▸ WHAT YOU NEED TO DO:
Narrow the data below down to the lines containing "election".
___ STORED DATA
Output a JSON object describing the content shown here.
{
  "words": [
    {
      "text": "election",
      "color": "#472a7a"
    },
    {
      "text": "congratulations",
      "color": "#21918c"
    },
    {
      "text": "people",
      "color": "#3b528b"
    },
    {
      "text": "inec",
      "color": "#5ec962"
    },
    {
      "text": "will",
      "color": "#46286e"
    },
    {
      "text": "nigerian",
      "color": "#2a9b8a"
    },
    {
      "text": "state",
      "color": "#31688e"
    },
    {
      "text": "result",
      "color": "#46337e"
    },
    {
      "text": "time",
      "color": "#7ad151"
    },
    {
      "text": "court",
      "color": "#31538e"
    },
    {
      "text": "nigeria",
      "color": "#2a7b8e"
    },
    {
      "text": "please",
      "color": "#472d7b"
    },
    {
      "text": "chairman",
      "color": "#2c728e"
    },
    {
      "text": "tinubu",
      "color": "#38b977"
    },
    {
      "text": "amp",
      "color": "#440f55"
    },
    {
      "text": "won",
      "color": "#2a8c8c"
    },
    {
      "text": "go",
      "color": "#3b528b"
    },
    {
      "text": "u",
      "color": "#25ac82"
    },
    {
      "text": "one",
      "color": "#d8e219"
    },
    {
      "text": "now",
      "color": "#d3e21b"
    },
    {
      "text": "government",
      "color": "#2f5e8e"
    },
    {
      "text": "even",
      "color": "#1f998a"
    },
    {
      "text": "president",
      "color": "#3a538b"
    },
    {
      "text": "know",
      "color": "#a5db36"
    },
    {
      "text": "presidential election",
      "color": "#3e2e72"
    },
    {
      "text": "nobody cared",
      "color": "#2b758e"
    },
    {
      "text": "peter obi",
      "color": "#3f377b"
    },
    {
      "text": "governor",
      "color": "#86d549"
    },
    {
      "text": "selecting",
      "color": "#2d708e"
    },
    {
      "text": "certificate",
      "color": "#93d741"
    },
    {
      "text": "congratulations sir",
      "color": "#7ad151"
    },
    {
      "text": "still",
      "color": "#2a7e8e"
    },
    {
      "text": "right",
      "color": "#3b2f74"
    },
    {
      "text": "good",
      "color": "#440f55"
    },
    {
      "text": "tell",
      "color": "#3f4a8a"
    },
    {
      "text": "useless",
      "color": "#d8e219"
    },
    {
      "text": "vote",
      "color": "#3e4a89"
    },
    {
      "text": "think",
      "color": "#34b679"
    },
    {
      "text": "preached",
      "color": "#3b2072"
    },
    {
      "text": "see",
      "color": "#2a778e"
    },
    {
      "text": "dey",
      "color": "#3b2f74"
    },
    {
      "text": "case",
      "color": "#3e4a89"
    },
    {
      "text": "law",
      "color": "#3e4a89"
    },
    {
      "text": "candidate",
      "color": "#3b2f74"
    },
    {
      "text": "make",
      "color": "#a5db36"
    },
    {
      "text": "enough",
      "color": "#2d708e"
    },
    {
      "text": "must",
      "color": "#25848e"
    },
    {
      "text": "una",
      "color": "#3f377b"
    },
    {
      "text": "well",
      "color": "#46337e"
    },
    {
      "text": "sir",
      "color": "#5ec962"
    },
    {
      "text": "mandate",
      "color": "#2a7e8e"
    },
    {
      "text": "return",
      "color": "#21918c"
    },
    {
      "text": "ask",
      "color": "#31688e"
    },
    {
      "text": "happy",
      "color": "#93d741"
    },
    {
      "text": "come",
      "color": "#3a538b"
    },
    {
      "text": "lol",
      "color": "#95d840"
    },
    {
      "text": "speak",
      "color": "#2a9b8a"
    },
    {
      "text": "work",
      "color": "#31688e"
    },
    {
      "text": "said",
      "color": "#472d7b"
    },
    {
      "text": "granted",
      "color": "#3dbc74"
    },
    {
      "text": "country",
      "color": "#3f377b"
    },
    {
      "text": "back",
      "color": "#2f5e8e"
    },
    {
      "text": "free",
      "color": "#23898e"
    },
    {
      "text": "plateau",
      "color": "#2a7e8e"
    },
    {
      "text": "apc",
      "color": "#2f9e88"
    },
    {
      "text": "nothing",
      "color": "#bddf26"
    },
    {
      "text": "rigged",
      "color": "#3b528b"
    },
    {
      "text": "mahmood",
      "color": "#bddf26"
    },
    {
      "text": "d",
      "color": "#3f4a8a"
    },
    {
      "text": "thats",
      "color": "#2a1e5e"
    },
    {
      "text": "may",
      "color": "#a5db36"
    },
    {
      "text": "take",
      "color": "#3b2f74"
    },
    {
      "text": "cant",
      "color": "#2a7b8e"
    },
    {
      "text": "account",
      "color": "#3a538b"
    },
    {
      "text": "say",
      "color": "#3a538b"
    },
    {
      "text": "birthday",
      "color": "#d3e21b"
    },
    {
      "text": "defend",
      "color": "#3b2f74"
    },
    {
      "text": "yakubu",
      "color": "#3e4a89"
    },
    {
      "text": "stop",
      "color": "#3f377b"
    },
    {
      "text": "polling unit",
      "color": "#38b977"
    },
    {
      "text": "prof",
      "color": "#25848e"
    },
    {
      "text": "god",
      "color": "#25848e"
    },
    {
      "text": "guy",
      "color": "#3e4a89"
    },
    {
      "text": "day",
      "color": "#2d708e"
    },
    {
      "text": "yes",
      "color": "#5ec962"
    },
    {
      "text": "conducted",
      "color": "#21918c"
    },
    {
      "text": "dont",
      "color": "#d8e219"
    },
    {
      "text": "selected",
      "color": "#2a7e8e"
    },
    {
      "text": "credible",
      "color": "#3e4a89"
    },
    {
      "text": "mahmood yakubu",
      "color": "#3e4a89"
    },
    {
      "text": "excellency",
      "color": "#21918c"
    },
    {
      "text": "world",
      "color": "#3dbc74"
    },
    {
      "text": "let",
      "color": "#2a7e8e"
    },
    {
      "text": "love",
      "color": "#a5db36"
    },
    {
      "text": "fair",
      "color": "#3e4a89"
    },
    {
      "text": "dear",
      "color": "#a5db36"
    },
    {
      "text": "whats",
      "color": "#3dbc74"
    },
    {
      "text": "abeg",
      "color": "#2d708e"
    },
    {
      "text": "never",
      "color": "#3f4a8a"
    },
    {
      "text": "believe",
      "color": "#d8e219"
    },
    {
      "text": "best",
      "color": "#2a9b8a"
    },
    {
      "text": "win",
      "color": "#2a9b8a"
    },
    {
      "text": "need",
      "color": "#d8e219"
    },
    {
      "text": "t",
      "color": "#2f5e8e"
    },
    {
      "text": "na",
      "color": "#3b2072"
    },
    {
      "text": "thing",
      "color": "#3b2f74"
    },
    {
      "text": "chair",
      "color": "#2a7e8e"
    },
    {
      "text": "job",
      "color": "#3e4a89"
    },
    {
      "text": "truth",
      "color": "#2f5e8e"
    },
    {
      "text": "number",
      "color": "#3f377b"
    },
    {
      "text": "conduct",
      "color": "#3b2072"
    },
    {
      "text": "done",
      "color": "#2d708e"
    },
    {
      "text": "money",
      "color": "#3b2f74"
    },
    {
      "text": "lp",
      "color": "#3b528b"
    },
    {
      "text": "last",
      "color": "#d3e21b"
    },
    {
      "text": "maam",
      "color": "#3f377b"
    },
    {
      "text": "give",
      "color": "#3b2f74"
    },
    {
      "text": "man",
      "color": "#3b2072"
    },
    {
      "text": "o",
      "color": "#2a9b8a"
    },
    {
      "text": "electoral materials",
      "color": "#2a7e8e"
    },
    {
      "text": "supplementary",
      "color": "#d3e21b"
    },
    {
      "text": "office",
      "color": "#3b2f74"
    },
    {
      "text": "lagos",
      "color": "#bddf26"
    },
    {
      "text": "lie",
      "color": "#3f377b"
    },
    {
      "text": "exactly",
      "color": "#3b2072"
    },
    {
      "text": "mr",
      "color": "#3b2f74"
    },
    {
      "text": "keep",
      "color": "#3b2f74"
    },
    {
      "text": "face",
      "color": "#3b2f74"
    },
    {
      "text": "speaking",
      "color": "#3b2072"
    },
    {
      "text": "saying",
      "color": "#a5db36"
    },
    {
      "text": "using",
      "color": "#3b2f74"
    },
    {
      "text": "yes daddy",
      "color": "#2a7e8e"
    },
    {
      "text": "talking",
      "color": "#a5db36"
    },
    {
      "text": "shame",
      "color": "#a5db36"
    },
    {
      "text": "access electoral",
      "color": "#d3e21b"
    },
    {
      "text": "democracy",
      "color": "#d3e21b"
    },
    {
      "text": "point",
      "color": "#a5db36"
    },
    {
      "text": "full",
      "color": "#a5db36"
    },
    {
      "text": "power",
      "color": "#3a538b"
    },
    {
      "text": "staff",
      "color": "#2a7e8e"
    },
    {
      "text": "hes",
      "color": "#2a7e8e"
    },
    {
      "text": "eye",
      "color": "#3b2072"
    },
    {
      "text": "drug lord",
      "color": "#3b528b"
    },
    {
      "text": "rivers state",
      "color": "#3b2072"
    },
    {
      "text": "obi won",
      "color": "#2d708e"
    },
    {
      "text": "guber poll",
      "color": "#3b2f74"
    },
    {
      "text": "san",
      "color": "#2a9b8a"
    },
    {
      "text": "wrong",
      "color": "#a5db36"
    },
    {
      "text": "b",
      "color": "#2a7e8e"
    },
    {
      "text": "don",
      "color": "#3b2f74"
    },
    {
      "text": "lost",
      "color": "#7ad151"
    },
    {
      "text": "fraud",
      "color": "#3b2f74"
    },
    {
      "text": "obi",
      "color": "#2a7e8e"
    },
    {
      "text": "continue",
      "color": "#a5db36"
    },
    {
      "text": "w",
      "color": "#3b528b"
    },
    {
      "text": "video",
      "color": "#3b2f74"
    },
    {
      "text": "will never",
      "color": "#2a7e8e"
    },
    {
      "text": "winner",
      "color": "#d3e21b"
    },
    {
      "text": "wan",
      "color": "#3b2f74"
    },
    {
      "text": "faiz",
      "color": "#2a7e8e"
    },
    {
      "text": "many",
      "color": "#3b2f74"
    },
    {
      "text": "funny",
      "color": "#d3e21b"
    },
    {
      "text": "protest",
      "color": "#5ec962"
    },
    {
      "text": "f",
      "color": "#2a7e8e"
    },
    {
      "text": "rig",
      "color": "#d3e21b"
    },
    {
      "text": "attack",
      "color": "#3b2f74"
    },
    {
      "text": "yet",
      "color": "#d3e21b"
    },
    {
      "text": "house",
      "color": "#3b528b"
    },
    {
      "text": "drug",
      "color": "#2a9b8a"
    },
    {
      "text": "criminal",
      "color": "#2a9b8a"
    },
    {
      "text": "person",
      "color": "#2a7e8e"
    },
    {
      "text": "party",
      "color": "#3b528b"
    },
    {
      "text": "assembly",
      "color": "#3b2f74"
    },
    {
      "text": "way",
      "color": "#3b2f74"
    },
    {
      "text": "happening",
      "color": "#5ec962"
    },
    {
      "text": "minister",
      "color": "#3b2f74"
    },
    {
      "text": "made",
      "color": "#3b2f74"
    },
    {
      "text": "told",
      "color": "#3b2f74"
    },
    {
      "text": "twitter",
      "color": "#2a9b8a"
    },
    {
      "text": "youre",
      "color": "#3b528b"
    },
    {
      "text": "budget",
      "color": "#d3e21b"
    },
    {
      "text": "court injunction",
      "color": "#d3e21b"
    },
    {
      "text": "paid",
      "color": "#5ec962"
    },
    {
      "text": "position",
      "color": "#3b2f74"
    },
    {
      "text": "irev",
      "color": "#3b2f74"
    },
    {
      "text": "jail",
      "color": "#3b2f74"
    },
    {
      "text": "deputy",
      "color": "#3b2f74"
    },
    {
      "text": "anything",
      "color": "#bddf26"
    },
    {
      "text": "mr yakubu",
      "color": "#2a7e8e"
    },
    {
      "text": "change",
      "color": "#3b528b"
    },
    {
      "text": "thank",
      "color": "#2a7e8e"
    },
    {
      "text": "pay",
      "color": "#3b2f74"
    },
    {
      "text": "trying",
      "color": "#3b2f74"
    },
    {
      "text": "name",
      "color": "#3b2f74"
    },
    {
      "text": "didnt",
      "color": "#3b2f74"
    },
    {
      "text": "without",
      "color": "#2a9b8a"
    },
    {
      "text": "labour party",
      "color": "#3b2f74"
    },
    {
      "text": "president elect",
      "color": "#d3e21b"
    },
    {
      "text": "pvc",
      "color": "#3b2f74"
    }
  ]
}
______
▸ EXERCISE RESPONSE:
      "text": "election",
      "text": "presidential election",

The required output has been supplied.